## Job
Copy out lines with the word "قالا" from the material that follows.

## Materials provided

--------------------------------------------------

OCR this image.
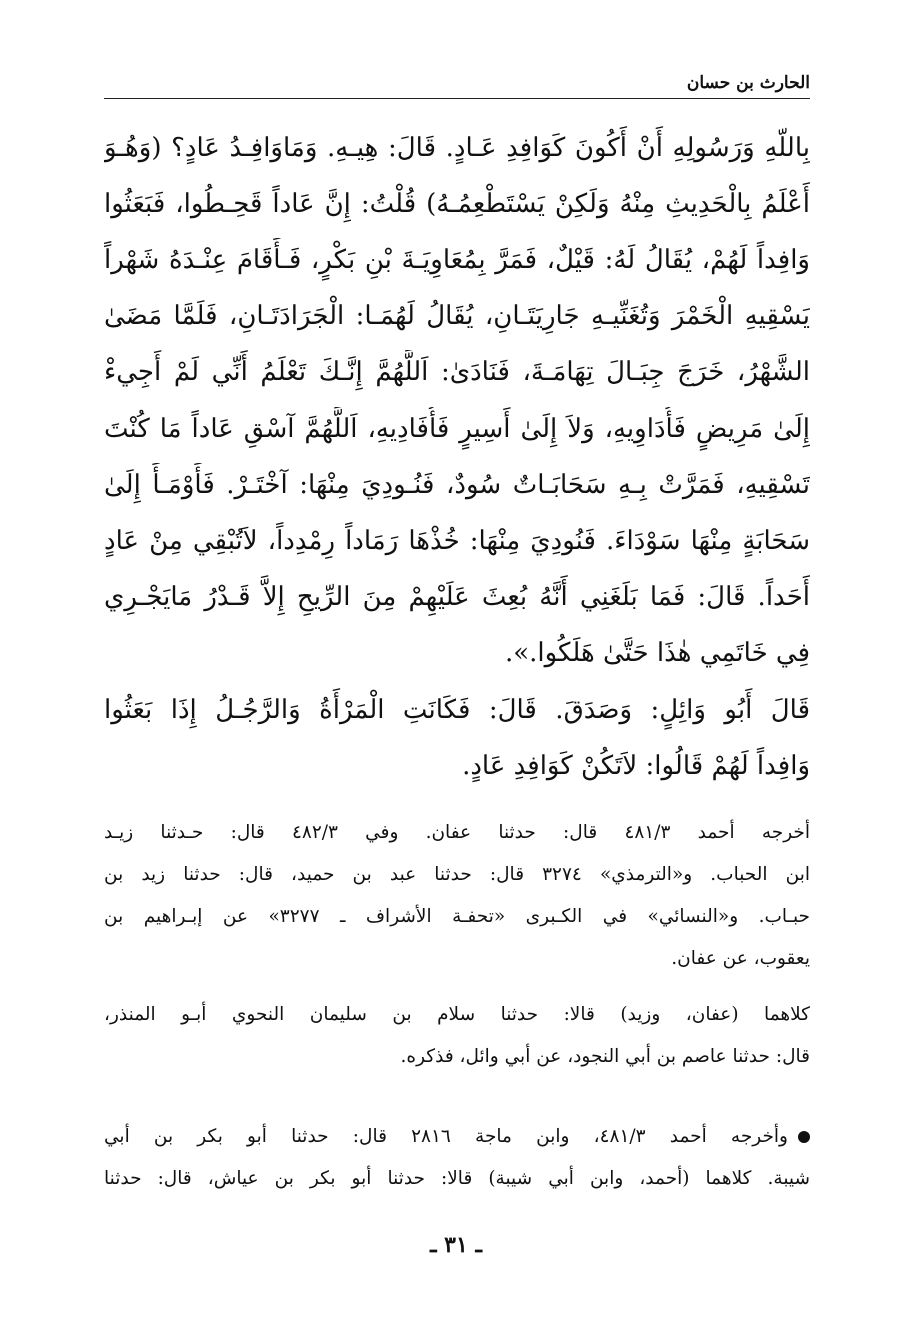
الحارث بن حسان
بِاللّهِ وَرَسُولِهِ أَنْ أَكُونَ كَوَافِدِ عَـادٍ. قَالَ: هِيـهِ. وَمَاوَافِـدُ عَادٍ؟ (وَهُـوَ
أَعْلَمُ بِالْحَدِيثِ مِنْهُ وَلَكِنْ يَسْتَطْعِمُـهُ) قُلْتُ: إِنَّ عَاداً قَحِـطُوا، فَبَعَثُوا
وَافِداً لَهُمْ، يُقَالُ لَهُ: قَيْلٌ، فَمَرَّ بِمُعَاوِيَـةَ بْنِ بَكْرٍ، فَـأَقَامَ عِنْـدَهُ شَهْراً
يَسْقِيهِ الْخَمْرَ وَتُغَنِّيـهِ جَارِيَتَـانِ، يُقَالُ لَهُمَـا: الْجَرَادَتَـانِ، فَلَمَّا مَضَىٰ
الشَّهْرُ، خَرَجَ جِبَـالَ تِهَامَـةَ، فَنَادَىٰ: اَللَّهُمَّ إِنَّـكَ تَعْلَمُ أَنِّي لَمْ أَجِيءْ
إِلَىٰ مَرِيضٍ فَأُدَاوِيهِ، وَلاَ إِلَىٰ أَسِيرٍ فَأُفَادِيهِ، اَللَّهُمَّ آسْقِ عَاداً مَا كُنْتَ
تَسْقِيهِ، فَمَرَّتْ بِـهِ سَحَابَـاتٌ سُودٌ، فَنُـودِيَ مِنْهَا: آخْتَـرْ. فَأَوْمَـأَ إِلَىٰ
سَحَابَةٍ مِنْهَا سَوْدَاءَ. فَنُودِيَ مِنْهَا: خُذْهَا رَمَاداً رِمْدِداً، لاَتُبْقِي مِنْ عَادٍ
أَحَداً. قَالَ: فَمَا بَلَغَنِي أَنَّهُ بُعِثَ عَلَيْهِمْ مِنَ الرِّيحِ إِلاَّ قَـدْرُ مَايَجْـرِي
فِي خَاتَمِي هٰذَا حَتَّىٰ هَلَكُوا.».
قَالَ أَبُو وَائِلٍ: وَصَدَقَ. قَالَ: فَكَانَتِ الْمَرْأَةُ وَالرَّجُـلُ إِذَا بَعَثُوا
وَافِداً لَهُمْ قَالُوا: لاَتَكُنْ كَوَافِدِ عَادٍ.
أخرجه أحمد ٤٨١/٣ قال: حدثنا عفان. وفي ٤٨٢/٣ قال: حـدثنا زيـد
ابن الحباب. و«الترمذي» ٣٢٧٤ قال: حدثنا عبد بن حميد، قال: حدثنا زيد بن
حبـاب. و«النسائي» في الكـبرى «تحفـة الأشراف ـ ٣٢٧٧» عن إبـراهيم بن
يعقوب، عن عفان.
كلاهما (عفان، وزيد) قالا: حدثنا سلام بن سليمان النحوي أبـو المنذر،
قال: حدثنا عاصم بن أبي النجود، عن أبي وائل، فذكره.
وأخرجه أحمد ٤٨١/٣، وابن ماجة ٢٨١٦ قال: حدثنا أبو بكر بن أبي
شيبة. كلاهما (أحمد، وابن أبي شيبة) قالا: حدثنا أبو بكر بن عياش، قال: حدثنا
ـ ٣١ ـ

--------------------------------------------------

## Exercise answer
كلاهما (عفان، وزيد) قالا: حدثنا سلام بن سليمان النحوي أبـو المنذر،
شيبة. كلاهما (أحمد، وابن أبي شيبة) قالا: حدثنا أبو بكر بن عياش، قال: حدثنا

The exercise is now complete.